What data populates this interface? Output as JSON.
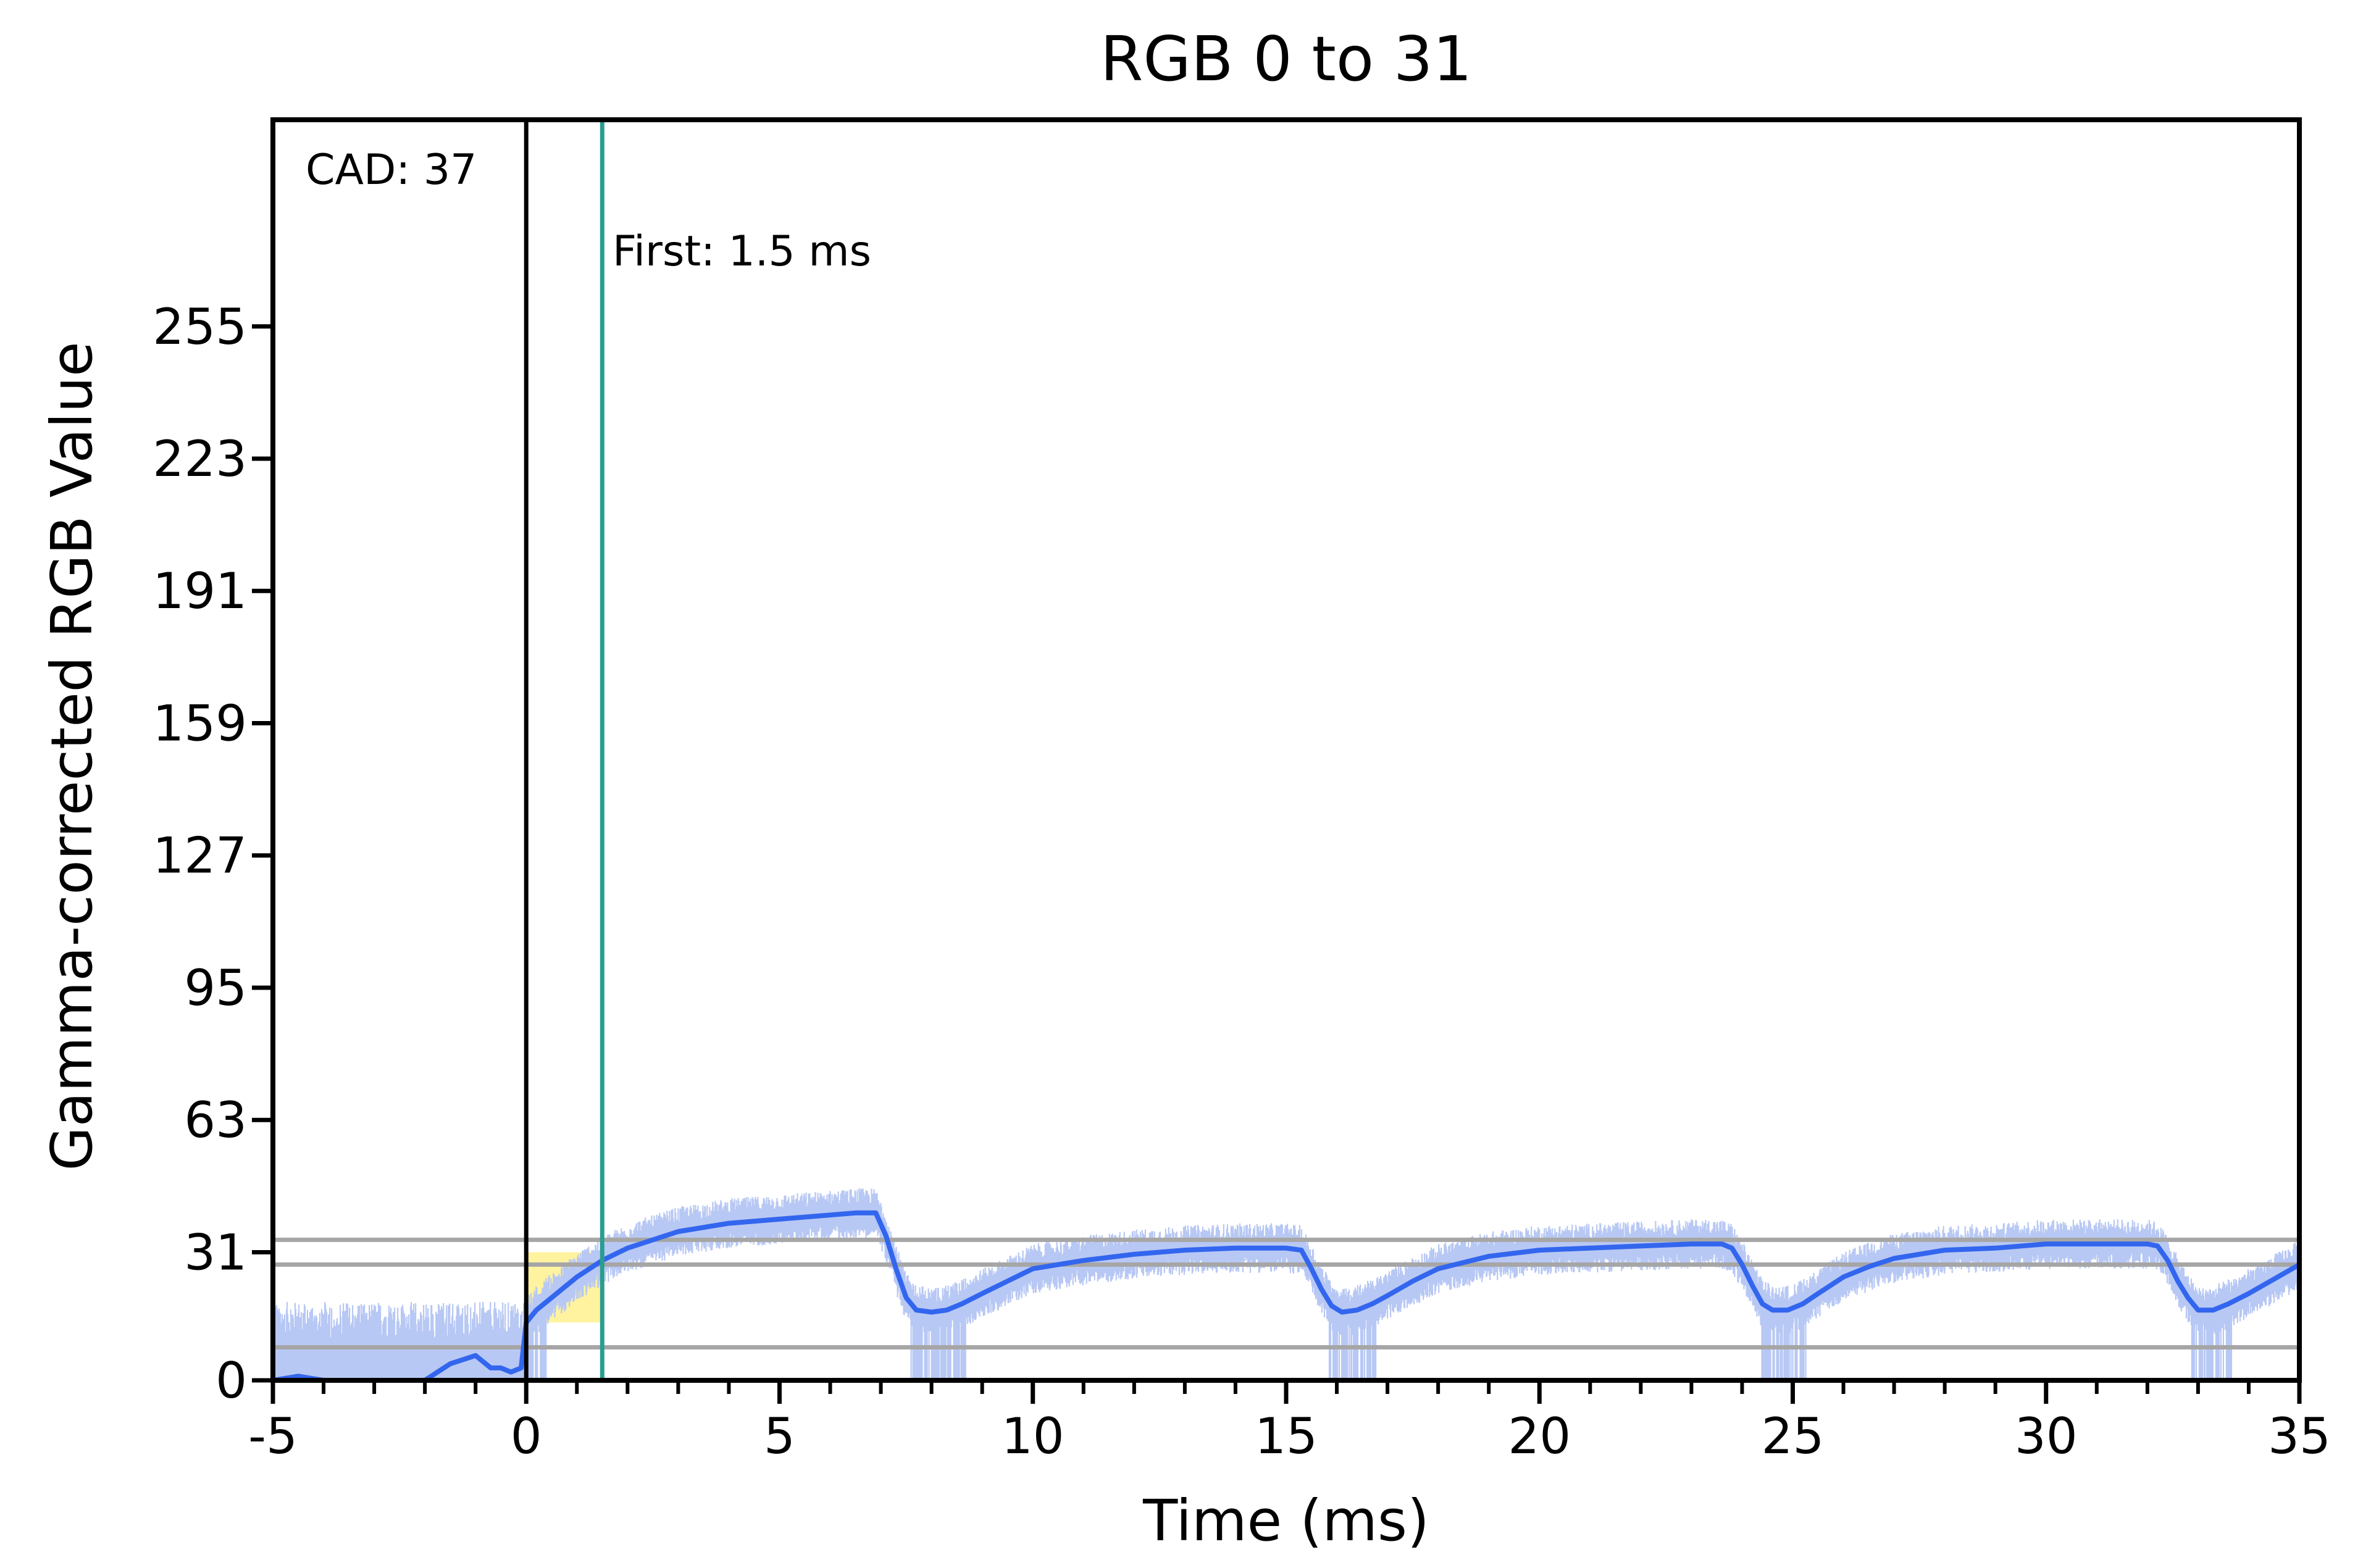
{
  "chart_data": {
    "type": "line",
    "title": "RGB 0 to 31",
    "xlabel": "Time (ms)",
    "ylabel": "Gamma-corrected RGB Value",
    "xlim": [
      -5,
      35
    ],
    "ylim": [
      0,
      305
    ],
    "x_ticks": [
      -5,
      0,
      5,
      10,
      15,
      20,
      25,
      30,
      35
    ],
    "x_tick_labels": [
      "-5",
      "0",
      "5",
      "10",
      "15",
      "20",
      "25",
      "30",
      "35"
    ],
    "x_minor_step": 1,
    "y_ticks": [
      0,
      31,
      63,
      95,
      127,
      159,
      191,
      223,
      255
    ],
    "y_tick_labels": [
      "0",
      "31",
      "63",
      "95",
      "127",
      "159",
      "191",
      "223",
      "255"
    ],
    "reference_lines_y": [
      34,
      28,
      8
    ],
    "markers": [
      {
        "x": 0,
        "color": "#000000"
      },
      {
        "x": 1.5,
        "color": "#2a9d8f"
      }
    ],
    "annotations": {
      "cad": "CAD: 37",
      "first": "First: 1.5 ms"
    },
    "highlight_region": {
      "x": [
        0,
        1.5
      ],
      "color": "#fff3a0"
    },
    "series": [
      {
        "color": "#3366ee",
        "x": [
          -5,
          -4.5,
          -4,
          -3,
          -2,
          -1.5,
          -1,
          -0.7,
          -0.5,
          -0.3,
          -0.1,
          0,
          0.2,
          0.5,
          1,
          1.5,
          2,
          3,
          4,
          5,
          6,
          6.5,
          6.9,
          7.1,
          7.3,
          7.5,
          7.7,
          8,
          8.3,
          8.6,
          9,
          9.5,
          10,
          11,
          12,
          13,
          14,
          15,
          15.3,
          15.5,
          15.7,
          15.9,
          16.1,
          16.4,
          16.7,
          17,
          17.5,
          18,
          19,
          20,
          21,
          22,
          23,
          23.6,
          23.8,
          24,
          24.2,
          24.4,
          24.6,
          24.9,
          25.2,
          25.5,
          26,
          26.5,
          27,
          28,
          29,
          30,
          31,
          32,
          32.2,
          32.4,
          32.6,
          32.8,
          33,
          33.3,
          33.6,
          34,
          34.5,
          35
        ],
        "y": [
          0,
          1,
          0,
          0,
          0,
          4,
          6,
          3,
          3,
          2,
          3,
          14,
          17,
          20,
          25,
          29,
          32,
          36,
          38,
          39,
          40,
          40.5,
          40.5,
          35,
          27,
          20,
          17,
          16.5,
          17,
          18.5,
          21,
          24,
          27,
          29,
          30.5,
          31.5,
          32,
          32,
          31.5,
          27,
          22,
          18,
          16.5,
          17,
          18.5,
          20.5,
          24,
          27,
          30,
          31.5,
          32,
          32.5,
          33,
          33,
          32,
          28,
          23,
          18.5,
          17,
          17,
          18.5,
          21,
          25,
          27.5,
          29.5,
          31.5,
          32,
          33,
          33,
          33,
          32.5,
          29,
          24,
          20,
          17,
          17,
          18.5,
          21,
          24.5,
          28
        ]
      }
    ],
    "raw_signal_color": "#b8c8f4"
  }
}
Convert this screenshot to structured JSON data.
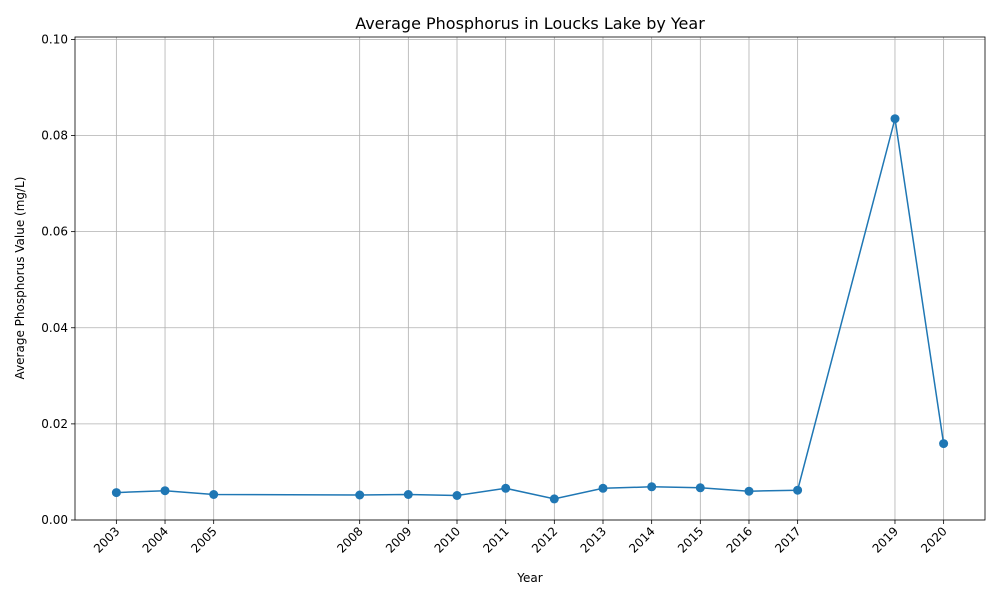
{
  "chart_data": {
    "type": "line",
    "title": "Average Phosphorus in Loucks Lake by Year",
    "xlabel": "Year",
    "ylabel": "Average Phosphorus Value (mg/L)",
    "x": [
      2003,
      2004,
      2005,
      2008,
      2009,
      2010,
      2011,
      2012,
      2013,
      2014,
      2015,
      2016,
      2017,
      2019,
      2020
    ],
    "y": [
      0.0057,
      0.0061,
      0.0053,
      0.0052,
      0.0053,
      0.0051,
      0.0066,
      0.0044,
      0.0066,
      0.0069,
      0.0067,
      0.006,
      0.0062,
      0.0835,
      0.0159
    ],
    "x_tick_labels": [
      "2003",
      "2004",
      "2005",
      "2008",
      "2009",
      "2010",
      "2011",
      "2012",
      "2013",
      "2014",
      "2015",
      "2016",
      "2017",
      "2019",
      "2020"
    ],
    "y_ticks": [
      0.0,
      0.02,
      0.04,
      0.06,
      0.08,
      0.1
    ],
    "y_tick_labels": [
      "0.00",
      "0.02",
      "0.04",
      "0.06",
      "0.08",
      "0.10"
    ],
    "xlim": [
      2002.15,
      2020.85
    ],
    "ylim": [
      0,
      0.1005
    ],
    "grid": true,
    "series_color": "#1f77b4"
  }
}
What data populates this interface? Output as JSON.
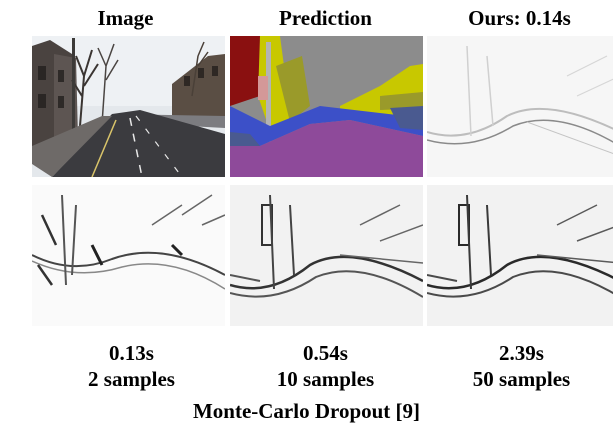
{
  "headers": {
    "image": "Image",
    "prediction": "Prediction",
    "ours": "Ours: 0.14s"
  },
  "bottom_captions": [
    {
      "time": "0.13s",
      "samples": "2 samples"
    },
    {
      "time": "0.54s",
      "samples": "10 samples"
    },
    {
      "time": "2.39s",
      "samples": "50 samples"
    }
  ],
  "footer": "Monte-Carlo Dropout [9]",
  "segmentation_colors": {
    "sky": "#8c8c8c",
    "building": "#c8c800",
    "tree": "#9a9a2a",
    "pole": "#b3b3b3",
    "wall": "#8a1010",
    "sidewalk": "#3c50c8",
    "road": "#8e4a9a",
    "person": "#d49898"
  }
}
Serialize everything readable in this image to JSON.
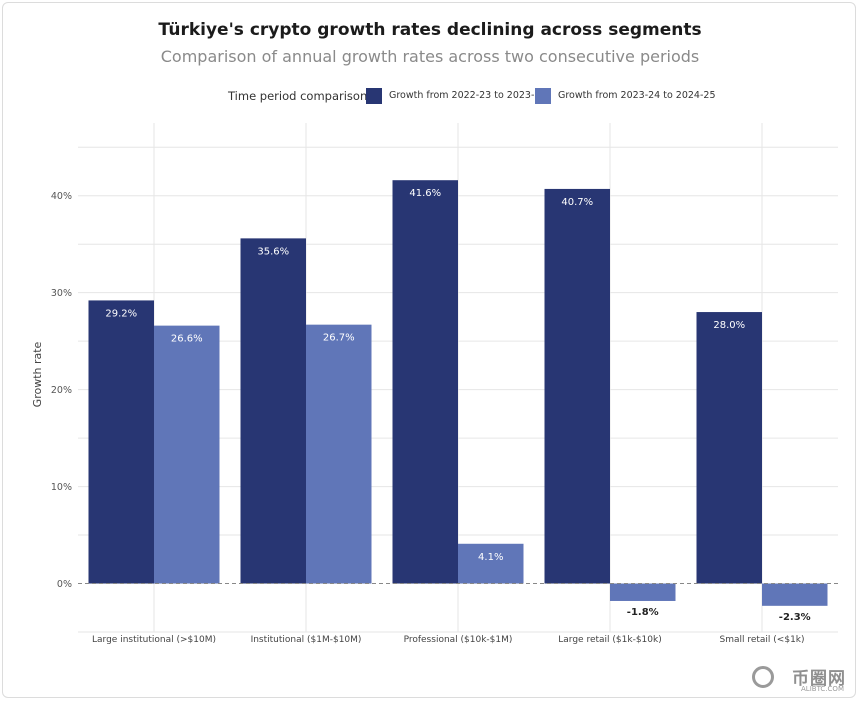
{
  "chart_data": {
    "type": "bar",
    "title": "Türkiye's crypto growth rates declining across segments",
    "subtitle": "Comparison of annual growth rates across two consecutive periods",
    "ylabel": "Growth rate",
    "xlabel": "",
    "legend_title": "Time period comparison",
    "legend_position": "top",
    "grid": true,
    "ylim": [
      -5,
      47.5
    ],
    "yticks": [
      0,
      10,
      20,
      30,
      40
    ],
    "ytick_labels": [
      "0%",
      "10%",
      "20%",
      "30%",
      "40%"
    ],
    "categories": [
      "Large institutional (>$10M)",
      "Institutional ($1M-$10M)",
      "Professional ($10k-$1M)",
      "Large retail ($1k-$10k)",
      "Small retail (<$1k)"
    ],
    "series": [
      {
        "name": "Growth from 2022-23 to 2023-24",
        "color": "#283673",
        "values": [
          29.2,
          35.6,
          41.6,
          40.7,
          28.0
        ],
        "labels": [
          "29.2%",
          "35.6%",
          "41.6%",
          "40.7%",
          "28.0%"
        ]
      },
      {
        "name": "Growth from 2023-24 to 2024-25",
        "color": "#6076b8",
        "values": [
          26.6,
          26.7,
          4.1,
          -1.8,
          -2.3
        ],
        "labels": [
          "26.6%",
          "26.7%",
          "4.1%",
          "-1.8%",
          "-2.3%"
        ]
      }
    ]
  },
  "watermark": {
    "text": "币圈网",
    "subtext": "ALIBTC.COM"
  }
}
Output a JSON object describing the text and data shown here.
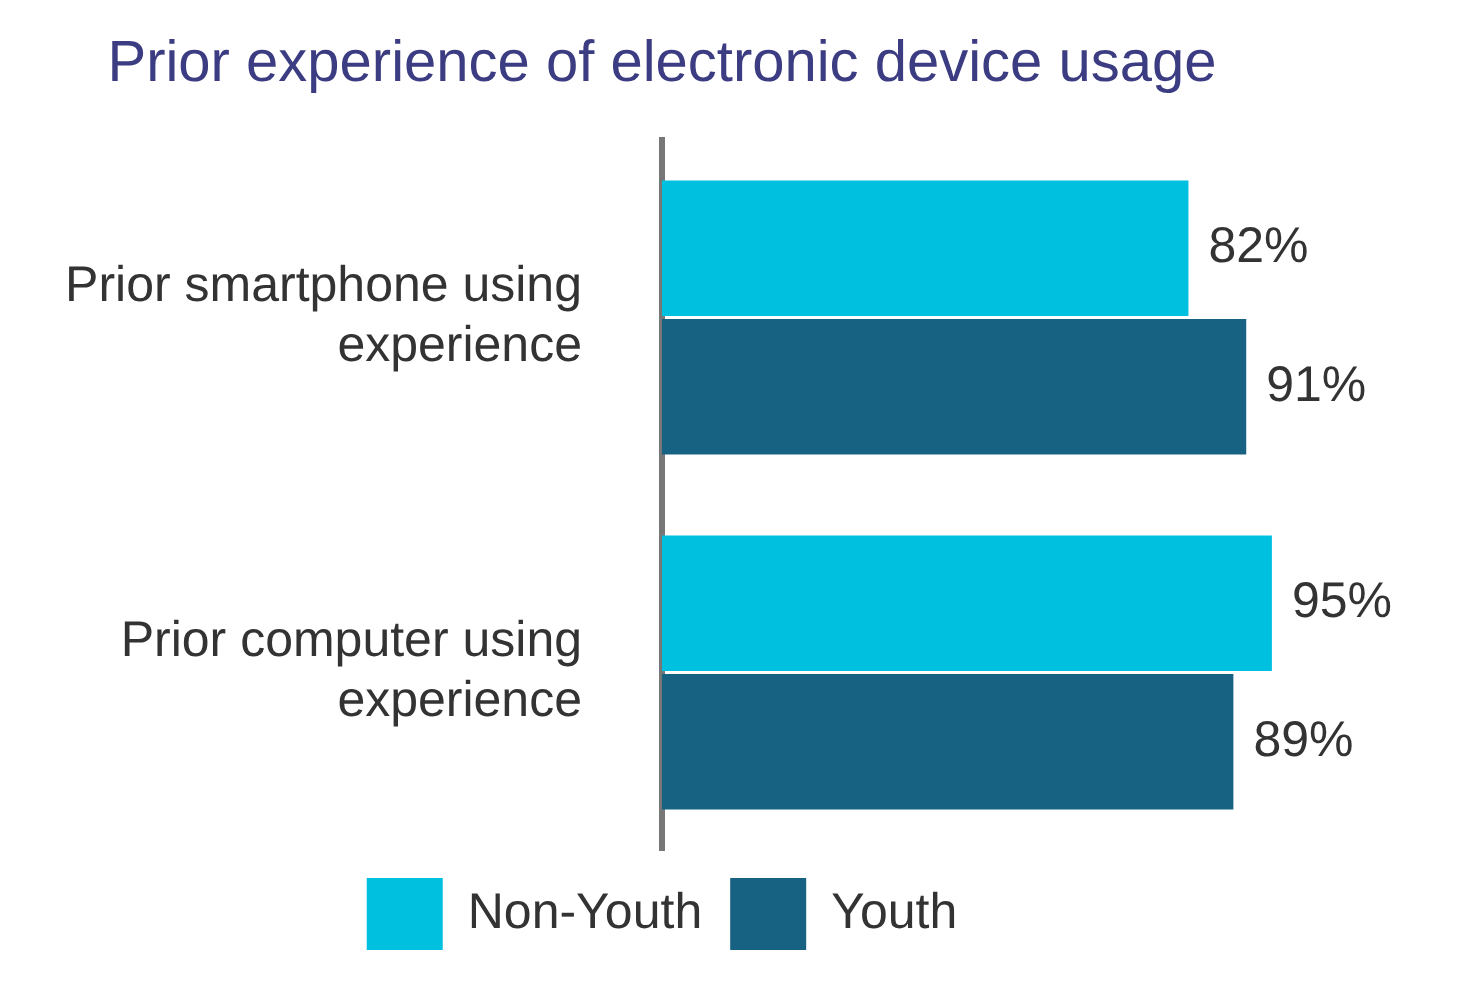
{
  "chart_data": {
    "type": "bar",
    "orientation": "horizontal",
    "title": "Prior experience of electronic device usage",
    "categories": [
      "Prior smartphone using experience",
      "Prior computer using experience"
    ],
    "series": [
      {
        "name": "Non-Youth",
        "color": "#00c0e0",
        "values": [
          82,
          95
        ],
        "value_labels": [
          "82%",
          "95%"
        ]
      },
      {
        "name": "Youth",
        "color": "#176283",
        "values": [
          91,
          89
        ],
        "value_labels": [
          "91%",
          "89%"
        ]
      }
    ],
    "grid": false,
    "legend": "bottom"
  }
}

* _SET PROBLEM_: In the entries above, locate every line with the word "name" and copy it.

* _FINAL RESULT_:
        "name": "Growth from 2022-23 to 2023-24",
        "name": "Growth from 2023-24 to 2024-25",
        "name": "Non-Youth",
        "name": "Youth",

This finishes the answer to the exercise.